> _Description of the task_
Select every line containing the word "Liability" from the material, and copy those lines.

> _Data for this exercise_
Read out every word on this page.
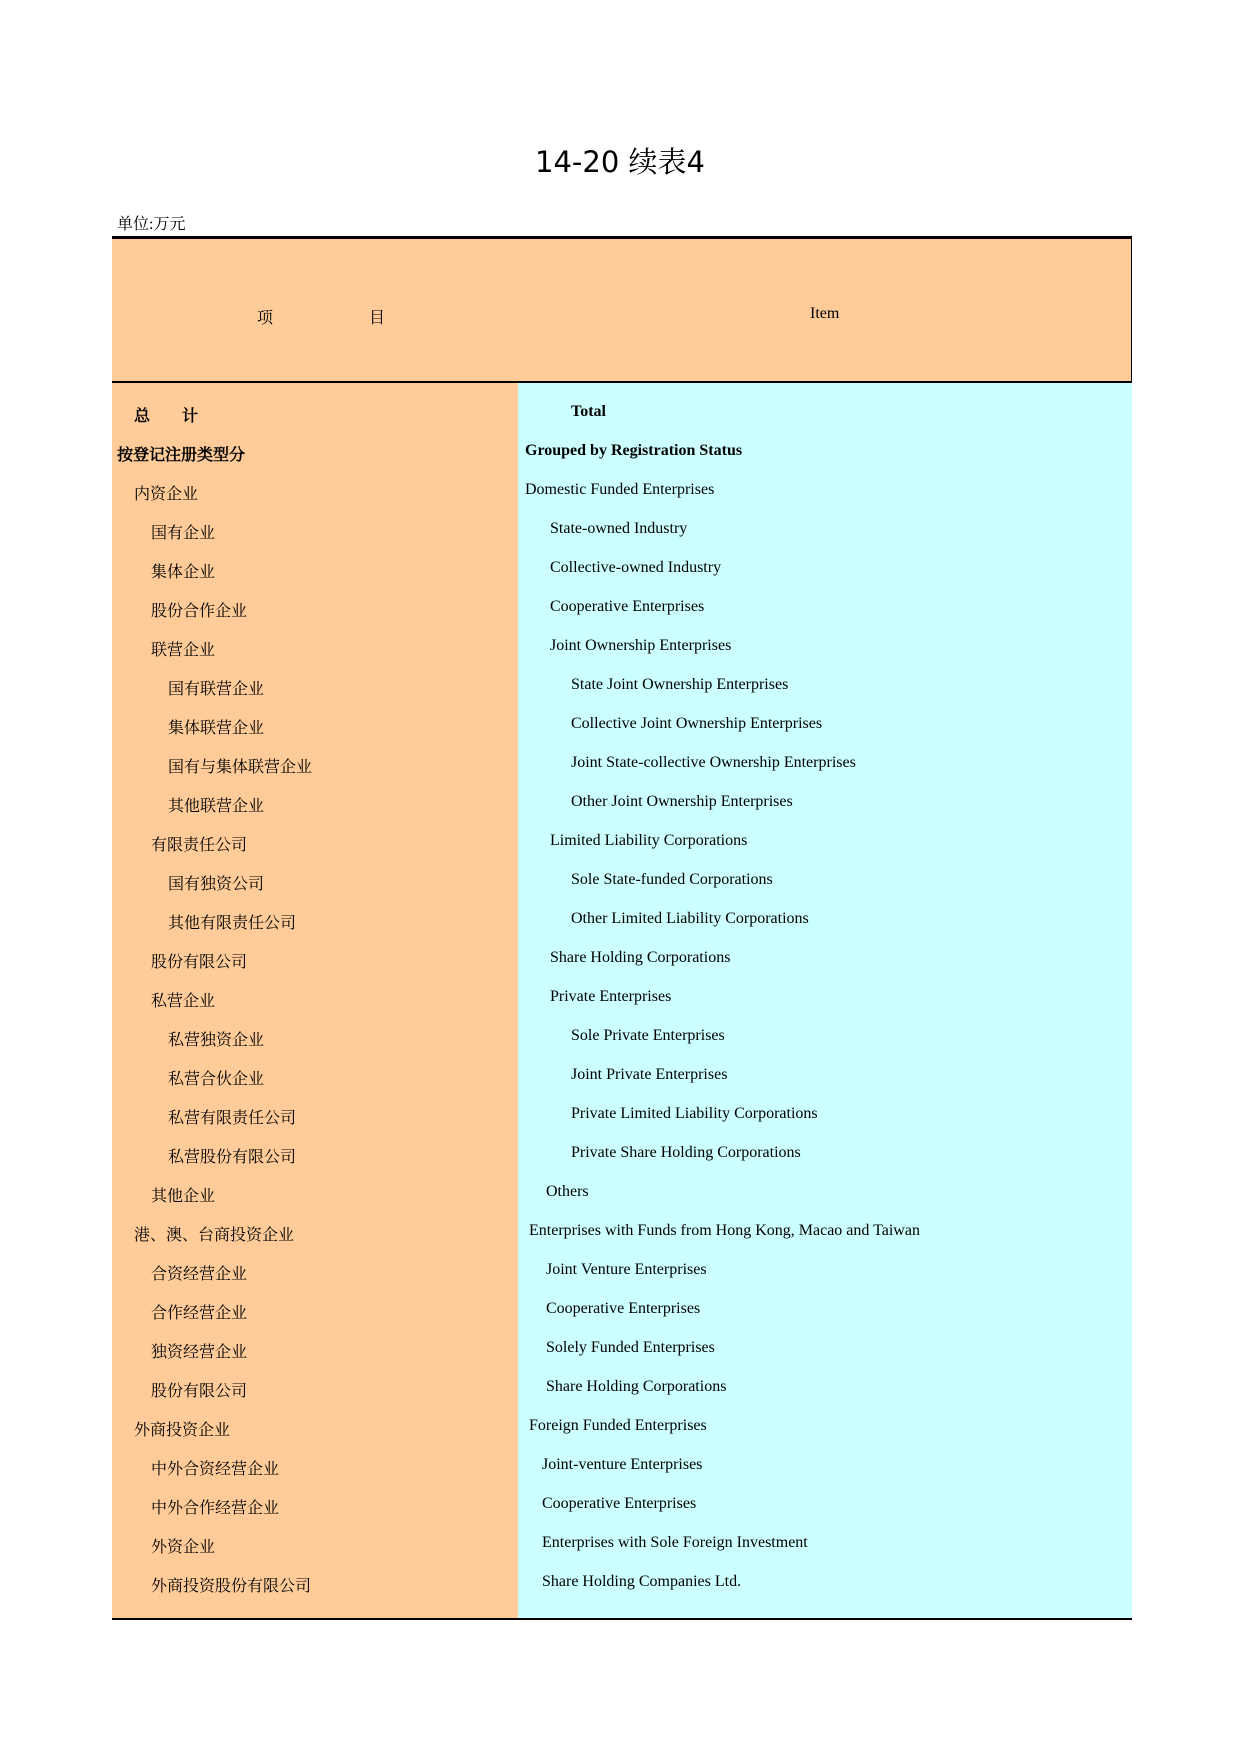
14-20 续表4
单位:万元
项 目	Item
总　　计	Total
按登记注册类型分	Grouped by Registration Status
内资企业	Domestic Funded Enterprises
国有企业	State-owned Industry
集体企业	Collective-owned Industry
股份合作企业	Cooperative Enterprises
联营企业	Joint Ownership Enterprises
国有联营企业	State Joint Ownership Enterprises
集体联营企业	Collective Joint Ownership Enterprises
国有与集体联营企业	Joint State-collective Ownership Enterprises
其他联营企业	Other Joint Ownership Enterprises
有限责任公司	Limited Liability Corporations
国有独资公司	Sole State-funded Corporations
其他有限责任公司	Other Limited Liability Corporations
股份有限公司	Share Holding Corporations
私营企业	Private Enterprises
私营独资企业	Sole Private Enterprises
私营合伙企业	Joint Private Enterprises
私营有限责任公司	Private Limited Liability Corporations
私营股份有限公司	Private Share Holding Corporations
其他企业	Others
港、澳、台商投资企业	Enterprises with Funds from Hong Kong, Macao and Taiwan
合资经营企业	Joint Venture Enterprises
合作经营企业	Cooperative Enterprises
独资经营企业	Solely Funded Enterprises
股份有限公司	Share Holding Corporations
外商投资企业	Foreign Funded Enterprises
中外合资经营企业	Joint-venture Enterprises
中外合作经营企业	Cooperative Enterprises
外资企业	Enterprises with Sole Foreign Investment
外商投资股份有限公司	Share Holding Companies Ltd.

> _Exercise output_
有限责任公司	Limited Liability Corporations
其他有限责任公司	Other Limited Liability Corporations
私营有限责任公司	Private Limited Liability Corporations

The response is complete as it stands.